- _What is being asked_
Return the material word for word. Do not include the pictures.

-- start of Recorded data --

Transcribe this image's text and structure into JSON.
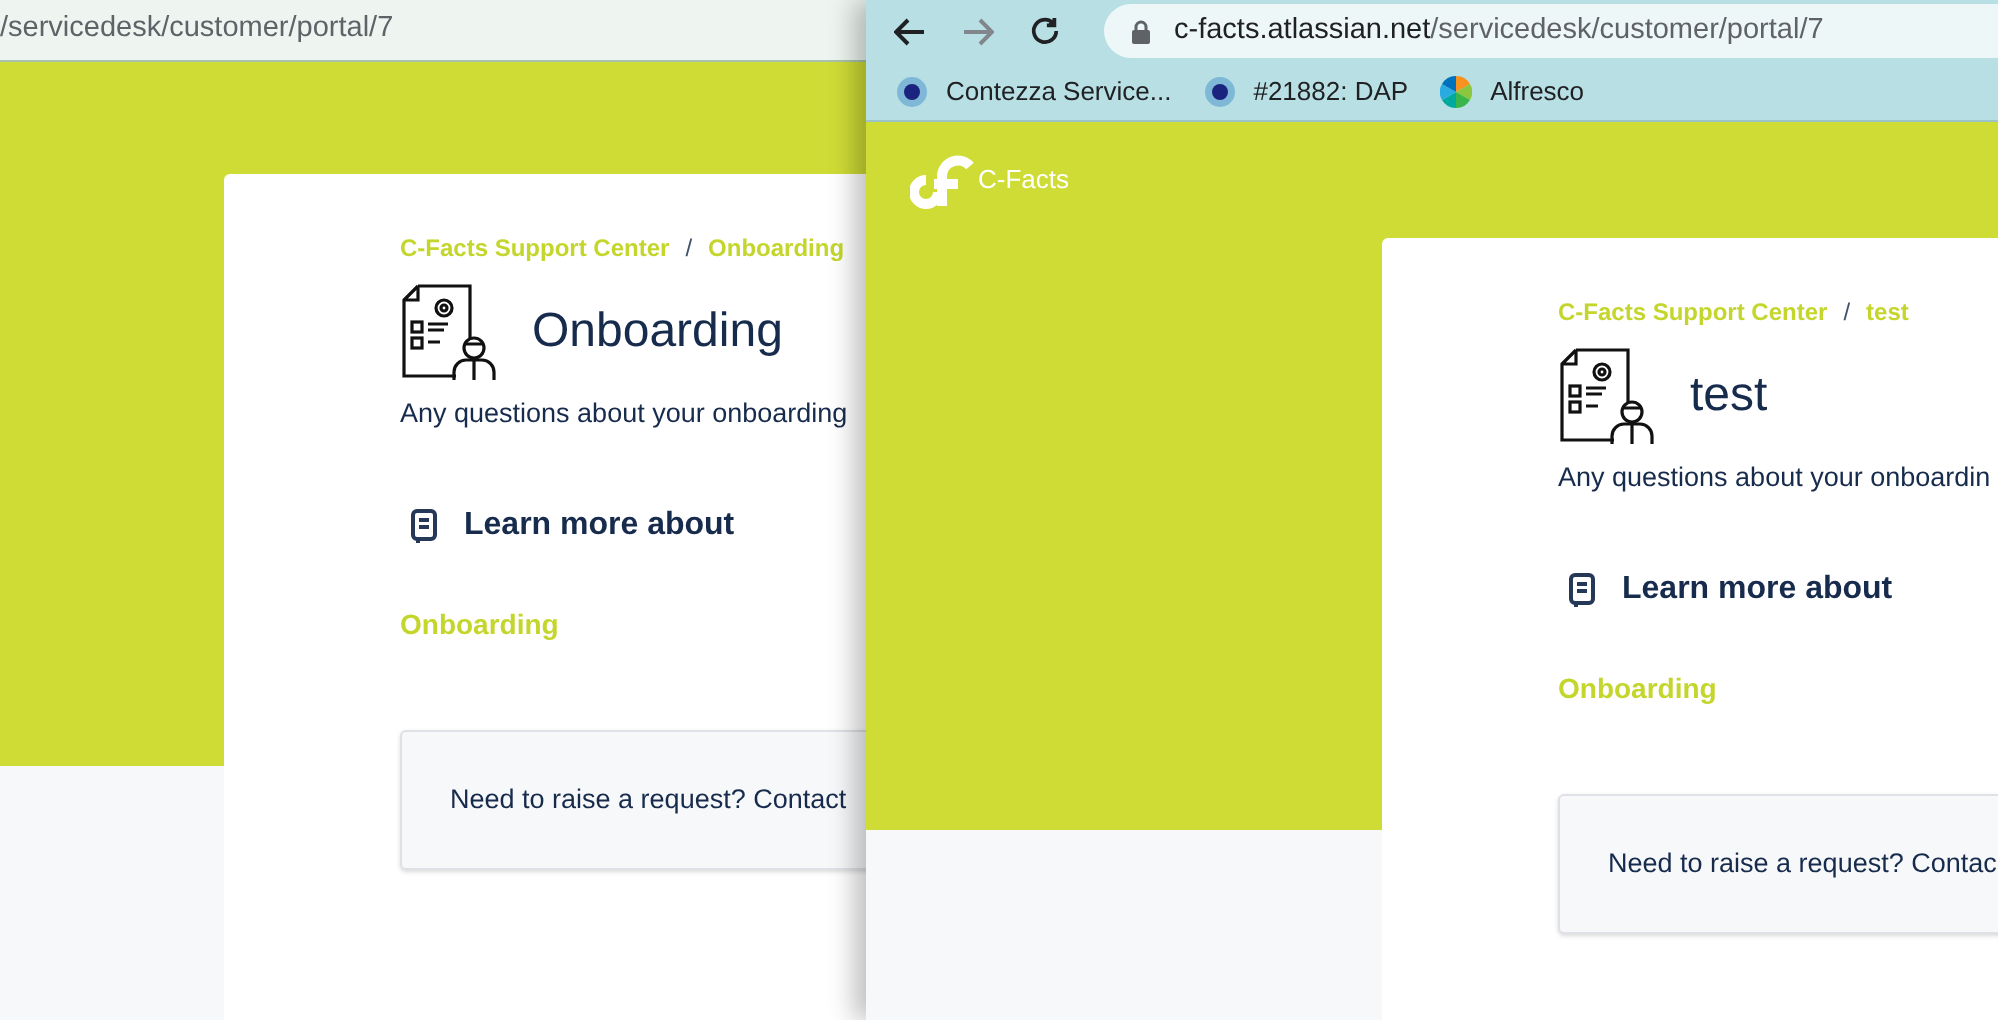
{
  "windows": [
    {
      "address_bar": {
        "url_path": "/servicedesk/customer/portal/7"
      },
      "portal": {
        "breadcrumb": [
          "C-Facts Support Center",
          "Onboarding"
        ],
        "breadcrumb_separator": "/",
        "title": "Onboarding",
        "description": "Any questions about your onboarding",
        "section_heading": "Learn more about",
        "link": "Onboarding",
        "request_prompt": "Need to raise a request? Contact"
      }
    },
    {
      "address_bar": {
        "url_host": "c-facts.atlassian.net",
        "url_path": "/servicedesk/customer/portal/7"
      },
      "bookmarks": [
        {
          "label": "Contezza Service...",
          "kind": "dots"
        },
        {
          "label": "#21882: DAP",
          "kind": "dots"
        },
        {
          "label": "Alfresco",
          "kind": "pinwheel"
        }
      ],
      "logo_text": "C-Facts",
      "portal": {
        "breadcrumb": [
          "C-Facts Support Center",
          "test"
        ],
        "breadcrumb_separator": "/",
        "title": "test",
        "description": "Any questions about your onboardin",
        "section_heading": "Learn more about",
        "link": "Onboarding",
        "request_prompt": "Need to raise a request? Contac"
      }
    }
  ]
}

-- end of Recorded data --

- _Answer to the task_
Transcribe this image's text and structure into JSON.
{
  "windows": [
    {
      "address_bar": {
        "url_path": "/servicedesk/customer/portal/7"
      },
      "portal": {
        "breadcrumb": [
          "C-Facts Support Center",
          "Onboarding"
        ],
        "breadcrumb_separator": "/",
        "title": "Onboarding",
        "description": "Any questions about your onboarding",
        "section_heading": "Learn more about",
        "link": "Onboarding",
        "request_prompt": "Need to raise a request? Contact"
      }
    },
    {
      "address_bar": {
        "url_host": "c-facts.atlassian.net",
        "url_path": "/servicedesk/customer/portal/7"
      },
      "bookmarks": [
        {
          "label": "Contezza Service...",
          "kind": "dots"
        },
        {
          "label": "#21882: DAP",
          "kind": "dots"
        },
        {
          "label": "Alfresco",
          "kind": "pinwheel"
        }
      ],
      "logo_text": "C-Facts",
      "portal": {
        "breadcrumb": [
          "C-Facts Support Center",
          "test"
        ],
        "breadcrumb_separator": "/",
        "title": "test",
        "description": "Any questions about your onboardin",
        "section_heading": "Learn more about",
        "link": "Onboarding",
        "request_prompt": "Need to raise a request? Contac"
      }
    }
  ]
}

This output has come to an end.